#### DATASET CONTENT
====================

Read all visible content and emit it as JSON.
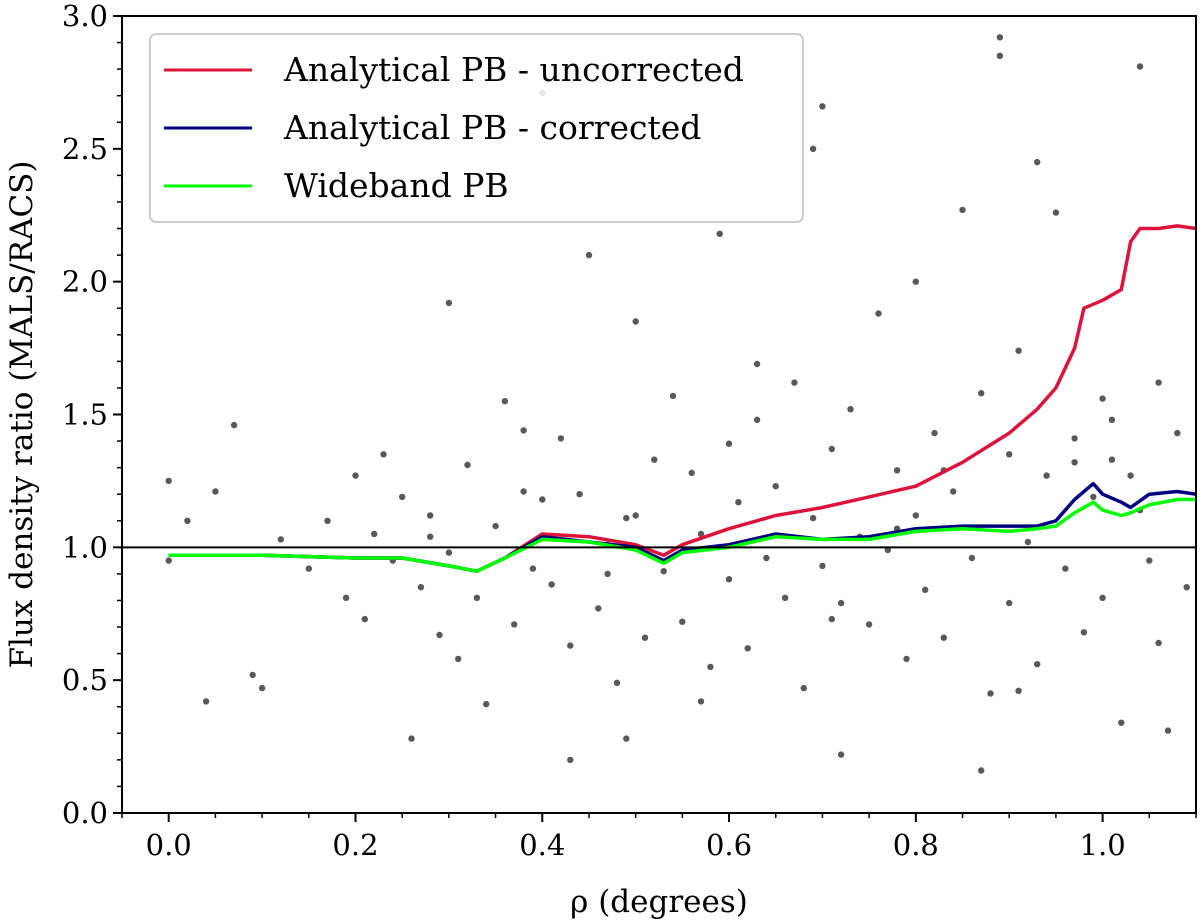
{
  "chart_data": {
    "type": "scatter",
    "title": "",
    "xlabel": "ρ (degrees)",
    "ylabel": "Flux density ratio (MALS/RACS)",
    "xlim": [
      -0.05,
      1.1
    ],
    "ylim": [
      0.0,
      3.0
    ],
    "x_ticks": [
      0.0,
      0.2,
      0.4,
      0.6,
      0.8,
      1.0
    ],
    "x_tick_labels": [
      "0.0",
      "0.2",
      "0.4",
      "0.6",
      "0.8",
      "1.0"
    ],
    "y_ticks": [
      0.0,
      0.5,
      1.0,
      1.5,
      2.0,
      2.5,
      3.0
    ],
    "y_tick_labels": [
      "0.0",
      "0.5",
      "1.0",
      "1.5",
      "2.0",
      "2.5",
      "3.0"
    ],
    "grid": false,
    "legend_position": "top-left",
    "reference_line": {
      "y": 1.0,
      "color": "#000000"
    },
    "series": [
      {
        "name": "Analytical PB - uncorrected",
        "color": "#dc143c",
        "x": [
          0.0,
          0.1,
          0.2,
          0.25,
          0.3,
          0.33,
          0.36,
          0.4,
          0.45,
          0.5,
          0.53,
          0.55,
          0.6,
          0.65,
          0.7,
          0.75,
          0.8,
          0.85,
          0.9,
          0.93,
          0.95,
          0.97,
          0.98,
          1.0,
          1.02,
          1.03,
          1.04,
          1.06,
          1.08,
          1.1
        ],
        "y": [
          0.97,
          0.97,
          0.96,
          0.96,
          0.93,
          0.91,
          0.96,
          1.05,
          1.04,
          1.01,
          0.97,
          1.01,
          1.07,
          1.12,
          1.15,
          1.19,
          1.23,
          1.32,
          1.43,
          1.52,
          1.6,
          1.75,
          1.9,
          1.93,
          1.97,
          2.15,
          2.2,
          2.2,
          2.21,
          2.2
        ]
      },
      {
        "name": "Analytical PB - corrected",
        "color": "#000080",
        "x": [
          0.0,
          0.1,
          0.2,
          0.25,
          0.3,
          0.33,
          0.36,
          0.4,
          0.45,
          0.5,
          0.53,
          0.55,
          0.6,
          0.65,
          0.7,
          0.75,
          0.8,
          0.85,
          0.9,
          0.93,
          0.95,
          0.97,
          0.99,
          1.0,
          1.02,
          1.03,
          1.05,
          1.08,
          1.1
        ],
        "y": [
          0.97,
          0.97,
          0.96,
          0.96,
          0.93,
          0.91,
          0.96,
          1.04,
          1.02,
          1.0,
          0.95,
          0.99,
          1.01,
          1.05,
          1.03,
          1.04,
          1.07,
          1.08,
          1.08,
          1.08,
          1.1,
          1.18,
          1.24,
          1.2,
          1.17,
          1.15,
          1.2,
          1.21,
          1.2
        ]
      },
      {
        "name": "Wideband PB",
        "color": "#00ff00",
        "x": [
          0.0,
          0.1,
          0.2,
          0.25,
          0.3,
          0.33,
          0.36,
          0.4,
          0.45,
          0.5,
          0.53,
          0.55,
          0.6,
          0.65,
          0.7,
          0.75,
          0.8,
          0.85,
          0.9,
          0.93,
          0.95,
          0.97,
          0.99,
          1.0,
          1.02,
          1.03,
          1.05,
          1.08,
          1.1
        ],
        "y": [
          0.97,
          0.97,
          0.96,
          0.96,
          0.93,
          0.91,
          0.96,
          1.03,
          1.02,
          0.99,
          0.94,
          0.98,
          1.0,
          1.04,
          1.03,
          1.03,
          1.06,
          1.07,
          1.06,
          1.07,
          1.08,
          1.13,
          1.17,
          1.14,
          1.12,
          1.13,
          1.16,
          1.18,
          1.18
        ]
      }
    ],
    "scatter_points": {
      "name": "sources",
      "color": "#000000",
      "x": [
        0.0,
        0.0,
        0.02,
        0.04,
        0.05,
        0.07,
        0.09,
        0.1,
        0.12,
        0.15,
        0.17,
        0.19,
        0.2,
        0.21,
        0.22,
        0.23,
        0.24,
        0.25,
        0.26,
        0.27,
        0.28,
        0.29,
        0.3,
        0.3,
        0.31,
        0.32,
        0.33,
        0.34,
        0.35,
        0.36,
        0.37,
        0.38,
        0.39,
        0.4,
        0.4,
        0.41,
        0.42,
        0.43,
        0.44,
        0.45,
        0.46,
        0.47,
        0.48,
        0.49,
        0.5,
        0.5,
        0.51,
        0.52,
        0.53,
        0.54,
        0.55,
        0.56,
        0.57,
        0.58,
        0.59,
        0.6,
        0.6,
        0.61,
        0.62,
        0.63,
        0.64,
        0.65,
        0.66,
        0.67,
        0.68,
        0.69,
        0.7,
        0.7,
        0.71,
        0.72,
        0.73,
        0.74,
        0.75,
        0.76,
        0.77,
        0.78,
        0.79,
        0.8,
        0.8,
        0.81,
        0.82,
        0.83,
        0.84,
        0.85,
        0.86,
        0.87,
        0.88,
        0.89,
        0.9,
        0.9,
        0.91,
        0.92,
        0.93,
        0.94,
        0.95,
        0.96,
        0.97,
        0.98,
        0.99,
        1.0,
        1.0,
        1.01,
        1.02,
        1.03,
        1.04,
        1.05,
        1.06,
        1.07,
        1.08,
        1.09,
        0.43,
        0.49,
        0.57,
        0.69,
        0.71,
        0.83,
        0.87,
        0.89,
        0.93,
        1.04,
        0.38,
        0.47,
        0.63,
        0.72,
        0.78,
        0.91,
        0.97,
        1.01,
        1.06,
        0.28
      ],
      "y": [
        1.25,
        0.95,
        1.1,
        0.42,
        1.21,
        1.46,
        0.52,
        0.47,
        1.03,
        0.92,
        1.1,
        0.81,
        1.27,
        0.73,
        1.05,
        1.35,
        0.95,
        1.19,
        0.28,
        0.85,
        1.12,
        0.67,
        1.92,
        0.98,
        0.58,
        1.31,
        0.81,
        0.41,
        1.08,
        1.55,
        0.71,
        1.44,
        0.92,
        2.71,
        1.18,
        0.86,
        1.41,
        0.63,
        1.2,
        2.1,
        0.77,
        1.01,
        0.49,
        0.28,
        1.85,
        1.12,
        0.66,
        1.33,
        0.91,
        1.57,
        0.72,
        1.28,
        1.05,
        0.55,
        2.18,
        0.88,
        1.39,
        1.17,
        0.62,
        1.48,
        0.96,
        1.23,
        0.81,
        1.62,
        0.47,
        1.11,
        2.66,
        0.93,
        1.37,
        0.22,
        1.52,
        1.04,
        0.71,
        1.88,
        0.99,
        1.29,
        0.58,
        1.12,
        2.0,
        0.84,
        1.43,
        0.66,
        1.21,
        2.27,
        0.96,
        1.58,
        0.45,
        2.92,
        1.35,
        0.79,
        1.74,
        1.02,
        0.56,
        1.27,
        2.26,
        0.92,
        1.41,
        0.68,
        1.19,
        1.56,
        0.81,
        1.33,
        0.34,
        1.27,
        2.81,
        0.95,
        1.62,
        0.31,
        1.43,
        0.85,
        0.2,
        1.11,
        0.42,
        2.5,
        0.73,
        1.29,
        0.16,
        2.85,
        2.45,
        1.14,
        1.21,
        0.9,
        1.69,
        0.79,
        1.07,
        0.46,
        1.32,
        1.48,
        0.64,
        1.04
      ]
    }
  }
}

====================

#### GOAL OF THE EXERCISE
Exclude the images, then output the data above word for word.

#### WORKED SOLUTION
Read all visible content and emit it as JSON.
{
  "chart_data": {
    "type": "scatter",
    "title": "",
    "xlabel": "ρ (degrees)",
    "ylabel": "Flux density ratio (MALS/RACS)",
    "xlim": [
      -0.05,
      1.1
    ],
    "ylim": [
      0.0,
      3.0
    ],
    "x_ticks": [
      0.0,
      0.2,
      0.4,
      0.6,
      0.8,
      1.0
    ],
    "x_tick_labels": [
      "0.0",
      "0.2",
      "0.4",
      "0.6",
      "0.8",
      "1.0"
    ],
    "y_ticks": [
      0.0,
      0.5,
      1.0,
      1.5,
      2.0,
      2.5,
      3.0
    ],
    "y_tick_labels": [
      "0.0",
      "0.5",
      "1.0",
      "1.5",
      "2.0",
      "2.5",
      "3.0"
    ],
    "grid": false,
    "legend_position": "top-left",
    "reference_line": {
      "y": 1.0,
      "color": "#000000"
    },
    "series": [
      {
        "name": "Analytical PB - uncorrected",
        "color": "#dc143c",
        "x": [
          0.0,
          0.1,
          0.2,
          0.25,
          0.3,
          0.33,
          0.36,
          0.4,
          0.45,
          0.5,
          0.53,
          0.55,
          0.6,
          0.65,
          0.7,
          0.75,
          0.8,
          0.85,
          0.9,
          0.93,
          0.95,
          0.97,
          0.98,
          1.0,
          1.02,
          1.03,
          1.04,
          1.06,
          1.08,
          1.1
        ],
        "y": [
          0.97,
          0.97,
          0.96,
          0.96,
          0.93,
          0.91,
          0.96,
          1.05,
          1.04,
          1.01,
          0.97,
          1.01,
          1.07,
          1.12,
          1.15,
          1.19,
          1.23,
          1.32,
          1.43,
          1.52,
          1.6,
          1.75,
          1.9,
          1.93,
          1.97,
          2.15,
          2.2,
          2.2,
          2.21,
          2.2
        ]
      },
      {
        "name": "Analytical PB - corrected",
        "color": "#000080",
        "x": [
          0.0,
          0.1,
          0.2,
          0.25,
          0.3,
          0.33,
          0.36,
          0.4,
          0.45,
          0.5,
          0.53,
          0.55,
          0.6,
          0.65,
          0.7,
          0.75,
          0.8,
          0.85,
          0.9,
          0.93,
          0.95,
          0.97,
          0.99,
          1.0,
          1.02,
          1.03,
          1.05,
          1.08,
          1.1
        ],
        "y": [
          0.97,
          0.97,
          0.96,
          0.96,
          0.93,
          0.91,
          0.96,
          1.04,
          1.02,
          1.0,
          0.95,
          0.99,
          1.01,
          1.05,
          1.03,
          1.04,
          1.07,
          1.08,
          1.08,
          1.08,
          1.1,
          1.18,
          1.24,
          1.2,
          1.17,
          1.15,
          1.2,
          1.21,
          1.2
        ]
      },
      {
        "name": "Wideband PB",
        "color": "#00ff00",
        "x": [
          0.0,
          0.1,
          0.2,
          0.25,
          0.3,
          0.33,
          0.36,
          0.4,
          0.45,
          0.5,
          0.53,
          0.55,
          0.6,
          0.65,
          0.7,
          0.75,
          0.8,
          0.85,
          0.9,
          0.93,
          0.95,
          0.97,
          0.99,
          1.0,
          1.02,
          1.03,
          1.05,
          1.08,
          1.1
        ],
        "y": [
          0.97,
          0.97,
          0.96,
          0.96,
          0.93,
          0.91,
          0.96,
          1.03,
          1.02,
          0.99,
          0.94,
          0.98,
          1.0,
          1.04,
          1.03,
          1.03,
          1.06,
          1.07,
          1.06,
          1.07,
          1.08,
          1.13,
          1.17,
          1.14,
          1.12,
          1.13,
          1.16,
          1.18,
          1.18
        ]
      }
    ],
    "scatter_points": {
      "name": "sources",
      "color": "#000000",
      "x": [
        0.0,
        0.0,
        0.02,
        0.04,
        0.05,
        0.07,
        0.09,
        0.1,
        0.12,
        0.15,
        0.17,
        0.19,
        0.2,
        0.21,
        0.22,
        0.23,
        0.24,
        0.25,
        0.26,
        0.27,
        0.28,
        0.29,
        0.3,
        0.3,
        0.31,
        0.32,
        0.33,
        0.34,
        0.35,
        0.36,
        0.37,
        0.38,
        0.39,
        0.4,
        0.4,
        0.41,
        0.42,
        0.43,
        0.44,
        0.45,
        0.46,
        0.47,
        0.48,
        0.49,
        0.5,
        0.5,
        0.51,
        0.52,
        0.53,
        0.54,
        0.55,
        0.56,
        0.57,
        0.58,
        0.59,
        0.6,
        0.6,
        0.61,
        0.62,
        0.63,
        0.64,
        0.65,
        0.66,
        0.67,
        0.68,
        0.69,
        0.7,
        0.7,
        0.71,
        0.72,
        0.73,
        0.74,
        0.75,
        0.76,
        0.77,
        0.78,
        0.79,
        0.8,
        0.8,
        0.81,
        0.82,
        0.83,
        0.84,
        0.85,
        0.86,
        0.87,
        0.88,
        0.89,
        0.9,
        0.9,
        0.91,
        0.92,
        0.93,
        0.94,
        0.95,
        0.96,
        0.97,
        0.98,
        0.99,
        1.0,
        1.0,
        1.01,
        1.02,
        1.03,
        1.04,
        1.05,
        1.06,
        1.07,
        1.08,
        1.09,
        0.43,
        0.49,
        0.57,
        0.69,
        0.71,
        0.83,
        0.87,
        0.89,
        0.93,
        1.04,
        0.38,
        0.47,
        0.63,
        0.72,
        0.78,
        0.91,
        0.97,
        1.01,
        1.06,
        0.28
      ],
      "y": [
        1.25,
        0.95,
        1.1,
        0.42,
        1.21,
        1.46,
        0.52,
        0.47,
        1.03,
        0.92,
        1.1,
        0.81,
        1.27,
        0.73,
        1.05,
        1.35,
        0.95,
        1.19,
        0.28,
        0.85,
        1.12,
        0.67,
        1.92,
        0.98,
        0.58,
        1.31,
        0.81,
        0.41,
        1.08,
        1.55,
        0.71,
        1.44,
        0.92,
        2.71,
        1.18,
        0.86,
        1.41,
        0.63,
        1.2,
        2.1,
        0.77,
        1.01,
        0.49,
        0.28,
        1.85,
        1.12,
        0.66,
        1.33,
        0.91,
        1.57,
        0.72,
        1.28,
        1.05,
        0.55,
        2.18,
        0.88,
        1.39,
        1.17,
        0.62,
        1.48,
        0.96,
        1.23,
        0.81,
        1.62,
        0.47,
        1.11,
        2.66,
        0.93,
        1.37,
        0.22,
        1.52,
        1.04,
        0.71,
        1.88,
        0.99,
        1.29,
        0.58,
        1.12,
        2.0,
        0.84,
        1.43,
        0.66,
        1.21,
        2.27,
        0.96,
        1.58,
        0.45,
        2.92,
        1.35,
        0.79,
        1.74,
        1.02,
        0.56,
        1.27,
        2.26,
        0.92,
        1.41,
        0.68,
        1.19,
        1.56,
        0.81,
        1.33,
        0.34,
        1.27,
        2.81,
        0.95,
        1.62,
        0.31,
        1.43,
        0.85,
        0.2,
        1.11,
        0.42,
        2.5,
        0.73,
        1.29,
        0.16,
        2.85,
        2.45,
        1.14,
        1.21,
        0.9,
        1.69,
        0.79,
        1.07,
        0.46,
        1.32,
        1.48,
        0.64,
        1.04
      ]
    }
  }
}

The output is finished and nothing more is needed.